Stored data:
******************************

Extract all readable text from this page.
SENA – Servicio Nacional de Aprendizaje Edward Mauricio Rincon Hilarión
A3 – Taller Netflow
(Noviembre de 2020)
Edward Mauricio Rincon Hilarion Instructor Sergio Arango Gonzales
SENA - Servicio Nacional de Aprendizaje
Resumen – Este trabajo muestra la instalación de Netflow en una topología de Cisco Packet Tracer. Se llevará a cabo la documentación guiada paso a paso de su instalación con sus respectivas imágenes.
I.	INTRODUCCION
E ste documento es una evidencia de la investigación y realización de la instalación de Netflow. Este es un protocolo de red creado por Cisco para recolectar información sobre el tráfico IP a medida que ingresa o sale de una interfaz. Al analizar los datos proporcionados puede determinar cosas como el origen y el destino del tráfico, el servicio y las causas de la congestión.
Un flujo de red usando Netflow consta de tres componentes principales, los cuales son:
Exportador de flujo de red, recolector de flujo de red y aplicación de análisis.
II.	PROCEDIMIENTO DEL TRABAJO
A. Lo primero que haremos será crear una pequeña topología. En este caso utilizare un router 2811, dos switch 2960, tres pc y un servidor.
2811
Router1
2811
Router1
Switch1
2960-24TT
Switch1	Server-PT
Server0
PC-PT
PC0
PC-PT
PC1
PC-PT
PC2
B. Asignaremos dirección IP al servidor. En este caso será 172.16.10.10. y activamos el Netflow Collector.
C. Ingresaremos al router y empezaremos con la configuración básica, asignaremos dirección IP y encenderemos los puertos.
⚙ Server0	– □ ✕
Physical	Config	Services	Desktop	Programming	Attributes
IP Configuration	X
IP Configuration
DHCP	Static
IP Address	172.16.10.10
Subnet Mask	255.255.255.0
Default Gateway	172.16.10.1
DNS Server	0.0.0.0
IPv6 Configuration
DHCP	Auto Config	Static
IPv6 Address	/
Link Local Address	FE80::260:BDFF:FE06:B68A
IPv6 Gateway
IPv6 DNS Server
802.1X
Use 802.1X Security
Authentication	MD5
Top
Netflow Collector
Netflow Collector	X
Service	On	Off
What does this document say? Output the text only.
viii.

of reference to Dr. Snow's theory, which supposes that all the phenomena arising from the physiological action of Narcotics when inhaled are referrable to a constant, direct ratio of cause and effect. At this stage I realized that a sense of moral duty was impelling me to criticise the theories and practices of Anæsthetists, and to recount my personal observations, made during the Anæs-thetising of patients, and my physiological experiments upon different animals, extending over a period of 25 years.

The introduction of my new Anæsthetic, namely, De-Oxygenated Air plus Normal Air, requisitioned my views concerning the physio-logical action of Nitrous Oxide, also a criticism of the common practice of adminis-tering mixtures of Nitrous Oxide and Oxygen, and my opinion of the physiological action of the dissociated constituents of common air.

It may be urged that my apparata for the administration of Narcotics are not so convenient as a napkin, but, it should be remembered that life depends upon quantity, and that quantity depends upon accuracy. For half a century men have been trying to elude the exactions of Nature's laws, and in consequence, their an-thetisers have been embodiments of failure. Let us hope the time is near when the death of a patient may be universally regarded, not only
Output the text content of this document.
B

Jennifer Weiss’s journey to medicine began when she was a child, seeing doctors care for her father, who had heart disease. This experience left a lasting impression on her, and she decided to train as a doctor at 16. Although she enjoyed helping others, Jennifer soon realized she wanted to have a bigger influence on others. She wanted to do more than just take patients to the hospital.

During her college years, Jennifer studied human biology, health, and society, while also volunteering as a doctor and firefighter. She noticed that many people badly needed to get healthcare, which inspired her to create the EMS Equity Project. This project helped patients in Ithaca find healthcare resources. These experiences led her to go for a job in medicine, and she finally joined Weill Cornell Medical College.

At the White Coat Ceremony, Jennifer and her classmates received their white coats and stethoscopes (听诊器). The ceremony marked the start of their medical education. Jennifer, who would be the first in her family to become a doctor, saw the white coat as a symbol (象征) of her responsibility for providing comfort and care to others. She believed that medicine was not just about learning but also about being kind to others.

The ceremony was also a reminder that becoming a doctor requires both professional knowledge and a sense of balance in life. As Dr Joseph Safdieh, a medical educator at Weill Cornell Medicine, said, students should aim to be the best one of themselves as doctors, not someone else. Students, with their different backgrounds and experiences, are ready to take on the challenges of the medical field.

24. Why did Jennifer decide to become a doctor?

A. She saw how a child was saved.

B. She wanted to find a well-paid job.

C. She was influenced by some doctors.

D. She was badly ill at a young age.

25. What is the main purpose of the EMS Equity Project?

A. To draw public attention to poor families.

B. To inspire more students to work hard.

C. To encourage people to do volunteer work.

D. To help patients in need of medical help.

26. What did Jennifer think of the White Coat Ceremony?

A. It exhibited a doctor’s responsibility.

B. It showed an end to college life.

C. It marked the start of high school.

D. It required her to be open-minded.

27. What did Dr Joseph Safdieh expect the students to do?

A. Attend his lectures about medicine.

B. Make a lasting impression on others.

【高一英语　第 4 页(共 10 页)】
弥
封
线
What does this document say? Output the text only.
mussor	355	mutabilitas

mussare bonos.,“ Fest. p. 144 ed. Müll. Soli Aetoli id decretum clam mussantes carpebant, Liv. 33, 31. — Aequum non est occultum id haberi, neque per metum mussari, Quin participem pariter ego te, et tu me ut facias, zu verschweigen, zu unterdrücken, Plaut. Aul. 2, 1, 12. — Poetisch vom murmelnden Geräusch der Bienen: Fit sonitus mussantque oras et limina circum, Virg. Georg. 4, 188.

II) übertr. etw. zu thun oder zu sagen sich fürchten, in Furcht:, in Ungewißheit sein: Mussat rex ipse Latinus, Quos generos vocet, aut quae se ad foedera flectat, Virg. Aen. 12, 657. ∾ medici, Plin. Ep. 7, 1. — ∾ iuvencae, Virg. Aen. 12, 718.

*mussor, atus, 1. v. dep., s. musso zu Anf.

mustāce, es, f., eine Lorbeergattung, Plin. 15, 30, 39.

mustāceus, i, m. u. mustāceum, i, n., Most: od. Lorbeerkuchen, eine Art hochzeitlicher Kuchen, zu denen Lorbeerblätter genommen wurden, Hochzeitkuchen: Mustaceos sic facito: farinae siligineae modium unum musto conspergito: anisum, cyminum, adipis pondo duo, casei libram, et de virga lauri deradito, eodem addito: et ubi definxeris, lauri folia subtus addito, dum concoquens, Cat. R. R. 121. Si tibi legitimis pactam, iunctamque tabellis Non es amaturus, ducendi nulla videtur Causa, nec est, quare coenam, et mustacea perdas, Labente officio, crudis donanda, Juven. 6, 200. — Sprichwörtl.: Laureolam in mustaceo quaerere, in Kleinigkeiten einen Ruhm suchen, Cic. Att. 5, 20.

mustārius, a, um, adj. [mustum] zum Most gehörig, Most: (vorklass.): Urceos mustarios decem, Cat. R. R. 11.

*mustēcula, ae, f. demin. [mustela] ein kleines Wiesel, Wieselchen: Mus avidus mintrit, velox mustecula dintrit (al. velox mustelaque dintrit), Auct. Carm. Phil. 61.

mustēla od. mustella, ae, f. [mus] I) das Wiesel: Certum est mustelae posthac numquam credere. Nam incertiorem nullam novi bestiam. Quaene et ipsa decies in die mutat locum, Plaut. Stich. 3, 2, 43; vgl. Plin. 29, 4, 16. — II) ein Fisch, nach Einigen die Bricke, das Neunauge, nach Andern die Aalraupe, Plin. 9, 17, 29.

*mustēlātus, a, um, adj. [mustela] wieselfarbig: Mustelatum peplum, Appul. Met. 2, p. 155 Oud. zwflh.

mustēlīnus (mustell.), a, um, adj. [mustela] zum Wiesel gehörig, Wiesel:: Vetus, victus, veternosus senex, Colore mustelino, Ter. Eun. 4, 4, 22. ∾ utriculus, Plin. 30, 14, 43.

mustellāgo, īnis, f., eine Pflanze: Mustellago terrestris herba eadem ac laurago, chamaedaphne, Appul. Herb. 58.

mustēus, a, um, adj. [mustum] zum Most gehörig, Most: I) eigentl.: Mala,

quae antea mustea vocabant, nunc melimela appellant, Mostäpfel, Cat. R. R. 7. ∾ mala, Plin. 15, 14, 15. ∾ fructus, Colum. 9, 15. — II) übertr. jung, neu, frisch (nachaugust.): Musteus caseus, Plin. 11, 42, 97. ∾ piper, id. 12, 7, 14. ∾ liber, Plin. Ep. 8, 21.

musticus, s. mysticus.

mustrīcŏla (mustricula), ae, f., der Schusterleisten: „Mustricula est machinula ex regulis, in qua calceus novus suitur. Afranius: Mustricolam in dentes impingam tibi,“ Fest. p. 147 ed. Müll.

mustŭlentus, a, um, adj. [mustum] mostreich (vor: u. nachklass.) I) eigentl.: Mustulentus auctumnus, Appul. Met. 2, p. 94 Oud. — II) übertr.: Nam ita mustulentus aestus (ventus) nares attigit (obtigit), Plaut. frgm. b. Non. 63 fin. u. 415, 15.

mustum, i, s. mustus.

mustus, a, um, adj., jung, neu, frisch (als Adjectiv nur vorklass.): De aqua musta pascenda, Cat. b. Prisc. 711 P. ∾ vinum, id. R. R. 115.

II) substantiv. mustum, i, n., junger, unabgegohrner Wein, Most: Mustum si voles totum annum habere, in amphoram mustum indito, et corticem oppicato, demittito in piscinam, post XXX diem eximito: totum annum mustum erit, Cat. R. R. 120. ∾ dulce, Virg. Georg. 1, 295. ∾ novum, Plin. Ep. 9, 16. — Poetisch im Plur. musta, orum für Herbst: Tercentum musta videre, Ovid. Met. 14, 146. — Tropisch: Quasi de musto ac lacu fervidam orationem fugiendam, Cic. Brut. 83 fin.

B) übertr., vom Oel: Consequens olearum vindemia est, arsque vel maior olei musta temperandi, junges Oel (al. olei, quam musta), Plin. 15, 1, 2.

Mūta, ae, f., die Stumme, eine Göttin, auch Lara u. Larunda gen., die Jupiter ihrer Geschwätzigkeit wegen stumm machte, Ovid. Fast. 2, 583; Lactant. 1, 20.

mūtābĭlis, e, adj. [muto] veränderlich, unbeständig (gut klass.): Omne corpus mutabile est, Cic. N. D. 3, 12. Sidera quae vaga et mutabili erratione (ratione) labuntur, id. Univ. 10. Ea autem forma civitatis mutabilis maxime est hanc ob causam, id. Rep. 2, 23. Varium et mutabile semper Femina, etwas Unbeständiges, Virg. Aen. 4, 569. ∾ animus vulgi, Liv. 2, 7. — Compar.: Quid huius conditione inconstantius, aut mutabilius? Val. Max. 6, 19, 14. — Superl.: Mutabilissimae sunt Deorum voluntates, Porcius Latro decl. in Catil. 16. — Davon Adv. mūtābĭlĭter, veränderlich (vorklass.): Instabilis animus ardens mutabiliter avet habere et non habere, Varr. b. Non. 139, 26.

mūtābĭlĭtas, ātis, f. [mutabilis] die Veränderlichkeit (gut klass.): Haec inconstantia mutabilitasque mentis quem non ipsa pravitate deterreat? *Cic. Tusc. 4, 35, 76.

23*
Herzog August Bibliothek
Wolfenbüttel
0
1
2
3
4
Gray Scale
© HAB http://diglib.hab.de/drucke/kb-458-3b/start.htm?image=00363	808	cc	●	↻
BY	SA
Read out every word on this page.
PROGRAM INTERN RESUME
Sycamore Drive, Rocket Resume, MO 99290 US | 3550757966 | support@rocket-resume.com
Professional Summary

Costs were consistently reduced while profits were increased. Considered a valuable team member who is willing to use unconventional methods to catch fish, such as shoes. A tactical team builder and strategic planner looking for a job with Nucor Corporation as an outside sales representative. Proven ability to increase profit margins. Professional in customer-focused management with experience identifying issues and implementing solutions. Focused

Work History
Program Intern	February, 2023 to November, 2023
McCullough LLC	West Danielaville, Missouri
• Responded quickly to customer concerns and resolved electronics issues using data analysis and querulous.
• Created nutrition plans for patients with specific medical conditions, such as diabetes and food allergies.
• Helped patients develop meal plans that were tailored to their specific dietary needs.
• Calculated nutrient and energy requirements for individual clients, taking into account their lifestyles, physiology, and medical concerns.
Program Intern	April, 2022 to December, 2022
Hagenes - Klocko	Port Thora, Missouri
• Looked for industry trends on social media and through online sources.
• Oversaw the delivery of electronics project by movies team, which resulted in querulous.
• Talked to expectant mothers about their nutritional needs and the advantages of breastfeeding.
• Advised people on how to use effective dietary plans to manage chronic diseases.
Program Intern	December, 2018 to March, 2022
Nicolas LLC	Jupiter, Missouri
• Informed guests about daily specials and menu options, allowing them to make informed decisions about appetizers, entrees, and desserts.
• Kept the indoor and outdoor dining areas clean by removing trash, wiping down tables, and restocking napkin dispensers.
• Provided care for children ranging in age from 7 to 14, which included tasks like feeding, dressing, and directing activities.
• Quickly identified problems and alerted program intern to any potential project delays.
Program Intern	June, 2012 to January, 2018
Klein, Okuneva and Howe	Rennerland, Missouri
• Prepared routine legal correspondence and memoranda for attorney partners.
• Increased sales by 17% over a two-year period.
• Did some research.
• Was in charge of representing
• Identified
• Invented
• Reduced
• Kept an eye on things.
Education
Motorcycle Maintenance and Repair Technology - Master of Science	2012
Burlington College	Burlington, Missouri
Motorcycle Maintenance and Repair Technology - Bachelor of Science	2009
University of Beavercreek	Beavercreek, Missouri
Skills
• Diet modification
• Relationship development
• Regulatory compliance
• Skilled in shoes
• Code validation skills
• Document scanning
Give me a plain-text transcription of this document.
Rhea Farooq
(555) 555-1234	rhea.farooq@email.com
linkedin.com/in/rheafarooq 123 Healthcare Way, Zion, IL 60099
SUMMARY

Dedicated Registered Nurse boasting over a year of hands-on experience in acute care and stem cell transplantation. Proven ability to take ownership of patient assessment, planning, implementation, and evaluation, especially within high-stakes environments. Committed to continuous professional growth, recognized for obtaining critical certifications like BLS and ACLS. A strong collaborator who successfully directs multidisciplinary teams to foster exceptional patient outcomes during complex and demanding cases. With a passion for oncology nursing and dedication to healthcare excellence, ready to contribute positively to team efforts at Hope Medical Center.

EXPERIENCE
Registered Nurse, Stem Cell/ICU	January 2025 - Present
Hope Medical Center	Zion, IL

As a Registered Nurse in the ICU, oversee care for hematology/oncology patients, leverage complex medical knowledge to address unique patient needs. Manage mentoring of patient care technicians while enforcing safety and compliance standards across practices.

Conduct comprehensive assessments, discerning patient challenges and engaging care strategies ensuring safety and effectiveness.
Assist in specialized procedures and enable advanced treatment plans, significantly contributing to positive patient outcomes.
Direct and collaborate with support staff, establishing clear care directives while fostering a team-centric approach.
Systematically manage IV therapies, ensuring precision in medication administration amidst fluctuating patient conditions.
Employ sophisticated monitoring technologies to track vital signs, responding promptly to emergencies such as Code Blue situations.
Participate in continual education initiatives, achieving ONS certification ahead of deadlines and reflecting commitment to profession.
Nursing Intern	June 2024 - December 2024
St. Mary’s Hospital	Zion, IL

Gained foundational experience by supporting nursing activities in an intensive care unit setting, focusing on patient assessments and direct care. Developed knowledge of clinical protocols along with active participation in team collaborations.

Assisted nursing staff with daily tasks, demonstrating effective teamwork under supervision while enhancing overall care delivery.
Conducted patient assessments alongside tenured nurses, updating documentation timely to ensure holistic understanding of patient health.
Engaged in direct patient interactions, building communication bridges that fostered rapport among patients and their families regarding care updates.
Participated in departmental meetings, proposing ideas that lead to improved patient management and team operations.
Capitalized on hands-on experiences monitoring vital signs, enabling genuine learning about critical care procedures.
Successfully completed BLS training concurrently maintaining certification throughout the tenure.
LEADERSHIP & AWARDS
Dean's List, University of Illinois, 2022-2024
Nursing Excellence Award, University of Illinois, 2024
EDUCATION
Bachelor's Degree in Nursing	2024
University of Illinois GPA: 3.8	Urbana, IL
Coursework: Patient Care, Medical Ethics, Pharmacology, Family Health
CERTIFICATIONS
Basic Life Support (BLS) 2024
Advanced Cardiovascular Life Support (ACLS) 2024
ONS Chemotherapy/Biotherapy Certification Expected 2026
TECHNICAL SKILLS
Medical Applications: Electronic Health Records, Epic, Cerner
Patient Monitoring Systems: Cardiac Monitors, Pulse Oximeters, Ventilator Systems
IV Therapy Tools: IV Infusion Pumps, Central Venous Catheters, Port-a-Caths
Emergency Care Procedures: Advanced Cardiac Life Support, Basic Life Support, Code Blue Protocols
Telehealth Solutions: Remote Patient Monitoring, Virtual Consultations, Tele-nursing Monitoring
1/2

******************************

# DIRECTIONS FOR THIS TASK:
Report each line of the entries where the word "text" occurs.

# SOLUTION FOR THIS EXERCISE:
Extract all readable text from this page.
What does this document say? Output the text only.
Output the text content of this document.
What does this document say? Output the text only.
Give me a plain-text transcription of this document.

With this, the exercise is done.